(Stored items)
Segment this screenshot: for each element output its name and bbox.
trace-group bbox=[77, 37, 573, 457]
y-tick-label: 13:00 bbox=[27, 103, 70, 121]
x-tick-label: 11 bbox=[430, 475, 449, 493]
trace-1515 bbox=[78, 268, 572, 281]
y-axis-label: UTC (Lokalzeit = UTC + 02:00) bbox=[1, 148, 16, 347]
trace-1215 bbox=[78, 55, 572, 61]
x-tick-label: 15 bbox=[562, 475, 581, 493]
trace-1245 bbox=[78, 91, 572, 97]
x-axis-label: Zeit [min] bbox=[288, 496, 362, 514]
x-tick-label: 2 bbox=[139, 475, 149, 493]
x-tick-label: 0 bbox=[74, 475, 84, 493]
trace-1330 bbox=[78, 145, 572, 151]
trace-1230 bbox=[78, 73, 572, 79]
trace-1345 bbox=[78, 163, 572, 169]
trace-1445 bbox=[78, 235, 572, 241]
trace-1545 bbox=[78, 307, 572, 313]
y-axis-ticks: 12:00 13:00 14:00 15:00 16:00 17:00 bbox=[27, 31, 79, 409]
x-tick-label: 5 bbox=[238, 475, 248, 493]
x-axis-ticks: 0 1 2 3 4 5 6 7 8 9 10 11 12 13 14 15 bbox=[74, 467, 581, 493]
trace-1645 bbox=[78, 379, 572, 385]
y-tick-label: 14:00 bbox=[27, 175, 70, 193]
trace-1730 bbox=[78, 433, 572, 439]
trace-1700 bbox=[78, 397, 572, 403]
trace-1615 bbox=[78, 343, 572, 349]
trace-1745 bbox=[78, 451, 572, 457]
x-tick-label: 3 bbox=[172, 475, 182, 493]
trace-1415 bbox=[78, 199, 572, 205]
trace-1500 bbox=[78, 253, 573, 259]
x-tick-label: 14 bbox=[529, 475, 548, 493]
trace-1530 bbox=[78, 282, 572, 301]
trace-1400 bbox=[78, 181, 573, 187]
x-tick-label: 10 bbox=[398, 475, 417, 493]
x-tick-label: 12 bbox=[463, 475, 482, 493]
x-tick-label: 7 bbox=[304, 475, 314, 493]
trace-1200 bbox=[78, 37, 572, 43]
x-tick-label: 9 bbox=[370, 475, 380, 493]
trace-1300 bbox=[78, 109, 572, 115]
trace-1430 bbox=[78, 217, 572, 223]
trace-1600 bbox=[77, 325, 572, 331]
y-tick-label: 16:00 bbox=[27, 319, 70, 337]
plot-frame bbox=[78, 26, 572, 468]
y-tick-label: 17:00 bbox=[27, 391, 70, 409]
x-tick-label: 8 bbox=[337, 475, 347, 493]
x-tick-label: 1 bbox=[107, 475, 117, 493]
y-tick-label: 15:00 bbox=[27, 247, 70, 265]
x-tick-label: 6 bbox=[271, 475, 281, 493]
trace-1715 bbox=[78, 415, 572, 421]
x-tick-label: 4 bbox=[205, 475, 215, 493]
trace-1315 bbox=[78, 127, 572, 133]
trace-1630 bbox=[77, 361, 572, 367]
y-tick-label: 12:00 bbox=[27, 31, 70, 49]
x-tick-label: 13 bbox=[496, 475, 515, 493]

* **TASK OBJECTIVE**:
Copy out the items above verbatim, from the first line through the line containing "x-axis-label: Zeit [min]", with both of those lines included.

* **FULL ANSWER**:
Segment this screenshot: for each element output its name and bbox.
trace-group bbox=[77, 37, 573, 457]
y-tick-label: 13:00 bbox=[27, 103, 70, 121]
x-tick-label: 11 bbox=[430, 475, 449, 493]
trace-1515 bbox=[78, 268, 572, 281]
y-axis-label: UTC (Lokalzeit = UTC + 02:00) bbox=[1, 148, 16, 347]
trace-1215 bbox=[78, 55, 572, 61]
x-tick-label: 15 bbox=[562, 475, 581, 493]
trace-1245 bbox=[78, 91, 572, 97]
x-axis-label: Zeit [min] bbox=[288, 496, 362, 514]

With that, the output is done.